- **SHORT EXERCISE**: Extract each line of the data below exactly as written.

● ● ● ● ● ● ●

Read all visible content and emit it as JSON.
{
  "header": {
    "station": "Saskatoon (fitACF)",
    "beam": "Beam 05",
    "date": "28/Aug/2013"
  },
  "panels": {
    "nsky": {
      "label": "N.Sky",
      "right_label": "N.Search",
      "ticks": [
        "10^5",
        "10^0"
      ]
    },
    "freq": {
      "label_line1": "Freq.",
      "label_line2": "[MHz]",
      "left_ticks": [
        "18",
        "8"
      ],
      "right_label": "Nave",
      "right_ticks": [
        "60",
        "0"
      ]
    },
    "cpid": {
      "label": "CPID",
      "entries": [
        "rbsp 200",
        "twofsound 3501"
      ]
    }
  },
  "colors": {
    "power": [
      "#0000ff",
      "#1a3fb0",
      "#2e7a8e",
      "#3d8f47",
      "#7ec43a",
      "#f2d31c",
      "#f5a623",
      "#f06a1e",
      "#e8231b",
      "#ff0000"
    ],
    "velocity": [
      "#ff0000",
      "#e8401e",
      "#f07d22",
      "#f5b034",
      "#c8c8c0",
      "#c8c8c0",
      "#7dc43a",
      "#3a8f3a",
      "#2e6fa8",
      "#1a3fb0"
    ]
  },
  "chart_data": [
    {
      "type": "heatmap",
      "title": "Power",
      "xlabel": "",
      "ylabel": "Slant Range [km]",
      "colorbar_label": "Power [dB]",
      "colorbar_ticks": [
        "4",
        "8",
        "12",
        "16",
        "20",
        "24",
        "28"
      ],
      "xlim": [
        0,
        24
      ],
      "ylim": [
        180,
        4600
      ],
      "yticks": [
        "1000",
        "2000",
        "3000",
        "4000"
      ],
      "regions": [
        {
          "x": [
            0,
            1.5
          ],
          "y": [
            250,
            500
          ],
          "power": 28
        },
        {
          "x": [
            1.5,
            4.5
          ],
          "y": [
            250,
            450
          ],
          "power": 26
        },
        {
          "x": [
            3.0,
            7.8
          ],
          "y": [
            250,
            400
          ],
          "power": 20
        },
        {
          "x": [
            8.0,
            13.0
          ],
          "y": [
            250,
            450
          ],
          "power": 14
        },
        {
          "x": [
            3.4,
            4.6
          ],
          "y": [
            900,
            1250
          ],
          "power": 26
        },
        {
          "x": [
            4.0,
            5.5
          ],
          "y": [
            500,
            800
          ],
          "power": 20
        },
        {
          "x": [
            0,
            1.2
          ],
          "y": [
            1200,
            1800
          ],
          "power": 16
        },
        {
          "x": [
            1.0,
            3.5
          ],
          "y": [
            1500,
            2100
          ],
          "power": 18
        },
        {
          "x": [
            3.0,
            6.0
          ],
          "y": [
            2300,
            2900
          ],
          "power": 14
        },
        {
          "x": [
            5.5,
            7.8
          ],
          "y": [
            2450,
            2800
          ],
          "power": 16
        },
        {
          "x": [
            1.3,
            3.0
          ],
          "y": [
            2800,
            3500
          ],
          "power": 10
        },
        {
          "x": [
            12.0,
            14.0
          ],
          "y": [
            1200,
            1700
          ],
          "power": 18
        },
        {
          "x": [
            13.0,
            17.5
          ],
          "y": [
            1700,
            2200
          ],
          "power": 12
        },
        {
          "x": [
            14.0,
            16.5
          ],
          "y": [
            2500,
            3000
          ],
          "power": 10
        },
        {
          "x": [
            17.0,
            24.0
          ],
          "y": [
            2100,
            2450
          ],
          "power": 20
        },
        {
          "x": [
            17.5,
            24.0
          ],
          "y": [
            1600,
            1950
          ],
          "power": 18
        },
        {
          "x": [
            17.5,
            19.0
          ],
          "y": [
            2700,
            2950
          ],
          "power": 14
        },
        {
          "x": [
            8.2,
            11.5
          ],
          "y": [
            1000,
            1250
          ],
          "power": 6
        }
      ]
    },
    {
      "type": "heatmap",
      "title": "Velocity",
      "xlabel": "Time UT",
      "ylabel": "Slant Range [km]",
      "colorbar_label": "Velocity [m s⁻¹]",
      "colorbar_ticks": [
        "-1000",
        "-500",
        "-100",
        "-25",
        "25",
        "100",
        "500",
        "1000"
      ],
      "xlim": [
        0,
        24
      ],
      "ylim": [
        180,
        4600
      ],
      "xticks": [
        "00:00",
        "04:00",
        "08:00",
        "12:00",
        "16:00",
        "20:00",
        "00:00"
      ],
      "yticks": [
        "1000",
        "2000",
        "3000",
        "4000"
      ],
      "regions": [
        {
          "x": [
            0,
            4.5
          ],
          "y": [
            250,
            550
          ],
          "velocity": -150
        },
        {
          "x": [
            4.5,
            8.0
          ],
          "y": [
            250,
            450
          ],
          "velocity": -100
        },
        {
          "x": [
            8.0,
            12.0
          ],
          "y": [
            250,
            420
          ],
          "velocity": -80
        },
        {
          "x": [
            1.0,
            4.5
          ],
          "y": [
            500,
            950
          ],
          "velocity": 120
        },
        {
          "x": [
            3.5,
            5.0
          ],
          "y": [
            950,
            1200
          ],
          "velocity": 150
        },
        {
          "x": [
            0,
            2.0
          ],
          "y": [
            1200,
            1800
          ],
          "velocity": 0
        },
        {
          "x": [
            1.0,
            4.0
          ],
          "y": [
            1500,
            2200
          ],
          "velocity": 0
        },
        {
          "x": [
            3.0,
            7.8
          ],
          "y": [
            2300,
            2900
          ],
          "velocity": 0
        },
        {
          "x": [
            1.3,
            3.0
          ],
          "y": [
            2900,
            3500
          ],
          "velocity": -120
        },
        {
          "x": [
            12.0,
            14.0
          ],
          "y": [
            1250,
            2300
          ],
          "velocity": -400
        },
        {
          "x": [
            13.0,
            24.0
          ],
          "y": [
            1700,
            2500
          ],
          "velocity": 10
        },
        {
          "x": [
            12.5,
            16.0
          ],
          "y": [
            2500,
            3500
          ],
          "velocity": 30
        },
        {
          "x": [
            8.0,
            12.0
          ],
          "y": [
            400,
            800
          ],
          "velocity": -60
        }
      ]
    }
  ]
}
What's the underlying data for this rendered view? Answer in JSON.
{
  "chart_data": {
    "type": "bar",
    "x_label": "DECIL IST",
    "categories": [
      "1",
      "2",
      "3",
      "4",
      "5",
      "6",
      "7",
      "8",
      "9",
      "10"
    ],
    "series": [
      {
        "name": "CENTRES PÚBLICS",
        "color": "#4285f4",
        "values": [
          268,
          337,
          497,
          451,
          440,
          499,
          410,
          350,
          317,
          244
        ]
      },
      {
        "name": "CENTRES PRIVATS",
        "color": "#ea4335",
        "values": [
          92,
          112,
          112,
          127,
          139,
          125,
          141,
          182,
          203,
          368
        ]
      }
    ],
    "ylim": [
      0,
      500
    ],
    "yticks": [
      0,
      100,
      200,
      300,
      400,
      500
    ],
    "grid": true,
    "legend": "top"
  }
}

● ● ● ● ● ● ●

- **RESULT**:
Read all visible content and emit it as JSON.
{
  "header": {
    "station": "Saskatoon (fitACF)",
    "beam": "Beam 05",
    "date": "28/Aug/2013"
  },
  "panels": {
    "nsky": {
      "label": "N.Sky",
      "right_label": "N.Search",
      "ticks": [
        "10^5",
        "10^0"
      ]
    },
    "freq": {
      "label_line1": "Freq.",
      "label_line2": "[MHz]",
      "left_ticks": [
        "18",
        "8"
      ],
      "right_label": "Nave",
      "right_ticks": [
        "60",
        "0"
      ]
    },
    "cpid": {
      "label": "CPID",
      "entries": [
        "rbsp 200",
        "twofsound 3501"
      ]
    }
  },
  "colors": {
    "power": [
      "#0000ff",
      "#1a3fb0",
      "#2e7a8e",
      "#3d8f47",
      "#7ec43a",
      "#f2d31c",
      "#f5a623",
      "#f06a1e",
      "#e8231b",
      "#ff0000"
    ],
    "velocity": [
      "#ff0000",
      "#e8401e",
      "#f07d22",
      "#f5b034",
      "#c8c8c0",
      "#c8c8c0",
      "#7dc43a",
      "#3a8f3a",
      "#2e6fa8",
      "#1a3fb0"
    ]
  },
  "chart_data": [
    {
      "type": "heatmap",
      "title": "Power",
      "xlabel": "",
      "ylabel": "Slant Range [km]",
      "colorbar_label": "Power [dB]",
      "colorbar_ticks": [
        "4",
        "8",
        "12",
        "16",
        "20",
        "24",
        "28"
      ],
      "xlim": [
        0,
        24
      ],
      "ylim": [
        180,
        4600
      ],
      "yticks": [
        "1000",
        "2000",
        "3000",
        "4000"
      ],
      "regions": [
        {
          "x": [
            0,
            1.5
          ],
          "y": [
            250,
            500
          ],
          "power": 28
        },
        {
          "x": [
            1.5,
            4.5
          ],
          "y": [
            250,
            450
          ],
          "power": 26
        },
        {
          "x": [
            3.0,
            7.8
          ],
          "y": [
            250,
            400
          ],
          "power": 20
        },
        {
          "x": [
            8.0,
            13.0
          ],
          "y": [
            250,
            450
          ],
          "power": 14
        },
        {
          "x": [
            3.4,
            4.6
          ],
          "y": [
            900,
            1250
          ],
          "power": 26
        },
        {
          "x": [
            4.0,
            5.5
          ],
          "y": [
            500,
            800
          ],
          "power": 20
        },
        {
          "x": [
            0,
            1.2
          ],
          "y": [
            1200,
            1800
          ],
          "power": 16
        },
        {
          "x": [
            1.0,
            3.5
          ],
          "y": [
            1500,
            2100
          ],
          "power": 18
        },
        {
          "x": [
            3.0,
            6.0
          ],
          "y": [
            2300,
            2900
          ],
          "power": 14
        },
        {
          "x": [
            5.5,
            7.8
          ],
          "y": [
            2450,
            2800
          ],
          "power": 16
        },
        {
          "x": [
            1.3,
            3.0
          ],
          "y": [
            2800,
            3500
          ],
          "power": 10
        },
        {
          "x": [
            12.0,
            14.0
          ],
          "y": [
            1200,
            1700
          ],
          "power": 18
        },
        {
          "x": [
            13.0,
            17.5
          ],
          "y": [
            1700,
            2200
          ],
          "power": 12
        },
        {
          "x": [
            14.0,
            16.5
          ],
          "y": [
            2500,
            3000
          ],
          "power": 10
        },
        {
          "x": [
            17.0,
            24.0
          ],
          "y": [
            2100,
            2450
          ],
          "power": 20
        },
        {
          "x": [
            17.5,
            24.0
          ],
          "y": [
            1600,
            1950
          ],
          "power": 18
        },
        {
          "x": [
            17.5,
            19.0
          ],
          "y": [
            2700,
            2950
          ],
          "power": 14
        },
        {
          "x": [
            8.2,
            11.5
          ],
          "y": [
            1000,
            1250
          ],
          "power": 6
        }
      ]
    },
    {
      "type": "heatmap",
      "title": "Velocity",
      "xlabel": "Time UT",
      "ylabel": "Slant Range [km]",
      "colorbar_label": "Velocity [m s⁻¹]",
      "colorbar_ticks": [
        "-1000",
        "-500",
        "-100",
        "-25",
        "25",
        "100",
        "500",
        "1000"
      ],
      "xlim": [
        0,
        24
      ],
      "ylim": [
        180,
        4600
      ],
      "xticks": [
        "00:00",
        "04:00",
        "08:00",
        "12:00",
        "16:00",
        "20:00",
        "00:00"
      ],
      "yticks": [
        "1000",
        "2000",
        "3000",
        "4000"
      ],
      "regions": [
        {
          "x": [
            0,
            4.5
          ],
          "y": [
            250,
            550
          ],
          "velocity": -150
        },
        {
          "x": [
            4.5,
            8.0
          ],
          "y": [
            250,
            450
          ],
          "velocity": -100
        },
        {
          "x": [
            8.0,
            12.0
          ],
          "y": [
            250,
            420
          ],
          "velocity": -80
        },
        {
          "x": [
            1.0,
            4.5
          ],
          "y": [
            500,
            950
          ],
          "velocity": 120
        },
        {
          "x": [
            3.5,
            5.0
          ],
          "y": [
            950,
            1200
          ],
          "velocity": 150
        },
        {
          "x": [
            0,
            2.0
          ],
          "y": [
            1200,
            1800
          ],
          "velocity": 0
        },
        {
          "x": [
            1.0,
            4.0
          ],
          "y": [
            1500,
            2200
          ],
          "velocity": 0
        },
        {
          "x": [
            3.0,
            7.8
          ],
          "y": [
            2300,
            2900
          ],
          "velocity": 0
        },
        {
          "x": [
            1.3,
            3.0
          ],
          "y": [
            2900,
            3500
          ],
          "velocity": -120
        },
        {
          "x": [
            12.0,
            14.0
          ],
          "y": [
            1250,
            2300
          ],
          "velocity": -400
        },
        {
          "x": [
            13.0,
            24.0
          ],
          "y": [
            1700,
            2500
          ],
          "velocity": 10
        },
        {
          "x": [
            12.5,
            16.0
          ],
          "y": [
            2500,
            3500
          ],
          "velocity": 30
        },
        {
          "x": [
            8.0,
            12.0
          ],
          "y": [
            400,
            800
          ],
          "velocity": -60
        }
      ]
    }
  ]
}
What's the underlying data for this rendered view? Answer in JSON.
{
  "chart_data": {
    "type": "bar",
    "x_label": "DECIL IST",
    "categories": [
      "1",
      "2",
      "3",
      "4",
      "5",
      "6",
      "7",
      "8",
      "9",
      "10"
    ],
    "series": [
      {
        "name": "CENTRES PÚBLICS",
        "color": "#4285f4",
        "values": [
          268,
          337,
          497,
          451,
          440,
          499,
          410,
          350,
          317,
          244
        ]
      },
      {
        "name": "CENTRES PRIVATS",
        "color": "#ea4335",
        "values": [
          92,
          112,
          112,
          127,
          139,
          125,
          141,
          182,
          203,
          368
        ]
      }
    ],
    "ylim": [
      0,
      500
    ],
    "yticks": [
      0,
      100,
      200,
      300,
      400,
      500
    ],
    "grid": true,
    "legend": "top"
  }
}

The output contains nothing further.